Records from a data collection
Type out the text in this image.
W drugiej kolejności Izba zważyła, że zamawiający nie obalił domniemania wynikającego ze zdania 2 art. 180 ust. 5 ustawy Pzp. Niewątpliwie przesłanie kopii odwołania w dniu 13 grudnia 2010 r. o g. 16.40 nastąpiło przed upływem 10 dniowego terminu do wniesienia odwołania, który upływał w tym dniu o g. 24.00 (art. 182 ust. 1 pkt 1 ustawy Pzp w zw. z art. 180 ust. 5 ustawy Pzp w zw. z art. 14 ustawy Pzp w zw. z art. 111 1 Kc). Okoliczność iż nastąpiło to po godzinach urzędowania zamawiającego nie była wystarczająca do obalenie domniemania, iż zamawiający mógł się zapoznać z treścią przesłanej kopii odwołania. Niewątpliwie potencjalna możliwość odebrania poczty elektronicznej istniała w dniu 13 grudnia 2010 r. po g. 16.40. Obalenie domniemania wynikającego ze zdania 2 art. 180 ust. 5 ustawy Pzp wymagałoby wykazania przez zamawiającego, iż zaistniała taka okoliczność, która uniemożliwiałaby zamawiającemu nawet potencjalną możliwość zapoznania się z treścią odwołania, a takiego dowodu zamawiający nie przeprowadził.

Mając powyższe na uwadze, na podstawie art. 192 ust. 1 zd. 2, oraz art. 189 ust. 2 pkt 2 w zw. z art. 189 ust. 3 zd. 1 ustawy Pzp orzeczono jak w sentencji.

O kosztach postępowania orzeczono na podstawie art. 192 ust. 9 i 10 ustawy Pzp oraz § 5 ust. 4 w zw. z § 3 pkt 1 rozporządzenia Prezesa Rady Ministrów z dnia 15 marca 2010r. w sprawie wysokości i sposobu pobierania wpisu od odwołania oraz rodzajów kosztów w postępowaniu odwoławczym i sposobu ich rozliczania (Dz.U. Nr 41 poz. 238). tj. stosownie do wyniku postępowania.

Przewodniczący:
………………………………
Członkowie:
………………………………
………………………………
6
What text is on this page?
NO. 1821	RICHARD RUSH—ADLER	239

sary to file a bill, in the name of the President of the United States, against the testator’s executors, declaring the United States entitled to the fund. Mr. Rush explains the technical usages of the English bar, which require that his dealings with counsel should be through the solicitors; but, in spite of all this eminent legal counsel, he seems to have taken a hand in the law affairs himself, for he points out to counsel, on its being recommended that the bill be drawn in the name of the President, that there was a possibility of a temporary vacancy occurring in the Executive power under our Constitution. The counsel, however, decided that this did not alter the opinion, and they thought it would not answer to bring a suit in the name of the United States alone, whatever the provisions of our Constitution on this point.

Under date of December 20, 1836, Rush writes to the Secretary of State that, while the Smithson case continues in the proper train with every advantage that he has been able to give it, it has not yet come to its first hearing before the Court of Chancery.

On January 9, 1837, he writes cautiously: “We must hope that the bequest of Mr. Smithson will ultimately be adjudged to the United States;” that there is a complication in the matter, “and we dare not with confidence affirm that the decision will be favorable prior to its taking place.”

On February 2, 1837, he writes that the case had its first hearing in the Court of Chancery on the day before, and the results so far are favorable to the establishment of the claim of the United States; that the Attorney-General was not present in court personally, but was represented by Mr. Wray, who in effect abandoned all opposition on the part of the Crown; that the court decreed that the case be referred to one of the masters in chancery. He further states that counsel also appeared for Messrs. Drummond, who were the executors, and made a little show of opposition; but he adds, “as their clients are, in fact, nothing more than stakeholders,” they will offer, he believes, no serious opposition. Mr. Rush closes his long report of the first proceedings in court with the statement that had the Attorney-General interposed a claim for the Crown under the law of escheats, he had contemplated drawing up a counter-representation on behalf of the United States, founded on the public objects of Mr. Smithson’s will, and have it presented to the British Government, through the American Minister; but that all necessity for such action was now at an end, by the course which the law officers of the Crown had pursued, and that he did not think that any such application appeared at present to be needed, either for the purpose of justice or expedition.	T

◆ Work to complete
From the records above, extract every line exactly as it stands.

◆ Correct result
Type out the text in this image.
W drugiej kolejności Izba zważyła, że zamawiający nie obalił domniemania wynikającego ze zdania 2 art. 180 ust. 5 ustawy Pzp. Niewątpliwie przesłanie kopii odwołania w dniu 13 grudnia 2010 r. o g. 16.40 nastąpiło przed upływem 10 dniowego terminu do wniesienia odwołania, który upływał w tym dniu o g. 24.00 (art. 182 ust. 1 pkt 1 ustawy Pzp w zw. z art. 180 ust. 5 ustawy Pzp w zw. z art. 14 ustawy Pzp w zw. z art. 111 1 Kc). Okoliczność iż nastąpiło to po godzinach urzędowania zamawiającego nie była wystarczająca do obalenie domniemania, iż zamawiający mógł się zapoznać z treścią przesłanej kopii odwołania. Niewątpliwie potencjalna możliwość odebrania poczty elektronicznej istniała w dniu 13 grudnia 2010 r. po g. 16.40. Obalenie domniemania wynikającego ze zdania 2 art. 180 ust. 5 ustawy Pzp wymagałoby wykazania przez zamawiającego, iż zaistniała taka okoliczność, która uniemożliwiałaby zamawiającemu nawet potencjalną możliwość zapoznania się z treścią odwołania, a takiego dowodu zamawiający nie przeprowadził.

Mając powyższe na uwadze, na podstawie art. 192 ust. 1 zd. 2, oraz art. 189 ust. 2 pkt 2 w zw. z art. 189 ust. 3 zd. 1 ustawy Pzp orzeczono jak w sentencji.

O kosztach postępowania orzeczono na podstawie art. 192 ust. 9 i 10 ustawy Pzp oraz § 5 ust. 4 w zw. z § 3 pkt 1 rozporządzenia Prezesa Rady Ministrów z dnia 15 marca 2010r. w sprawie wysokości i sposobu pobierania wpisu od odwołania oraz rodzajów kosztów w postępowaniu odwoławczym i sposobu ich rozliczania (Dz.U. Nr 41 poz. 238). tj. stosownie do wyniku postępowania.

Przewodniczący:
………………………………
Członkowie:
………………………………
………………………………
6
What text is on this page?
NO. 1821	RICHARD RUSH—ADLER	239

sary to file a bill, in the name of the President of the United States, against the testator’s executors, declaring the United States entitled to the fund. Mr. Rush explains the technical usages of the English bar, which require that his dealings with counsel should be through the solicitors; but, in spite of all this eminent legal counsel, he seems to have taken a hand in the law affairs himself, for he points out to counsel, on its being recommended that the bill be drawn in the name of the President, that there was a possibility of a temporary vacancy occurring in the Executive power under our Constitution. The counsel, however, decided that this did not alter the opinion, and they thought it would not answer to bring a suit in the name of the United States alone, whatever the provisions of our Constitution on this point.

Under date of December 20, 1836, Rush writes to the Secretary of State that, while the Smithson case continues in the proper train with every advantage that he has been able to give it, it has not yet come to its first hearing before the Court of Chancery.

On January 9, 1837, he writes cautiously: “We must hope that the bequest of Mr. Smithson will ultimately be adjudged to the United States;” that there is a complication in the matter, “and we dare not with confidence affirm that the decision will be favorable prior to its taking place.”

On February 2, 1837, he writes that the case had its first hearing in the Court of Chancery on the day before, and the results so far are favorable to the establishment of the claim of the United States; that the Attorney-General was not present in court personally, but was represented by Mr. Wray, who in effect abandoned all opposition on the part of the Crown; that the court decreed that the case be referred to one of the masters in chancery. He further states that counsel also appeared for Messrs. Drummond, who were the executors, and made a little show of opposition; but he adds, “as their clients are, in fact, nothing more than stakeholders,” they will offer, he believes, no serious opposition. Mr. Rush closes his long report of the first proceedings in court with the statement that had the Attorney-General interposed a claim for the Crown under the law of escheats, he had contemplated drawing up a counter-representation on behalf of the United States, founded on the public objects of Mr. Smithson’s will, and have it presented to the British Government, through the American Minister; but that all necessity for such action was now at an end, by the course which the law officers of the Crown had pursued, and that he did not think that any such application appeared at present to be needed, either for the purpose of justice or expedition.	T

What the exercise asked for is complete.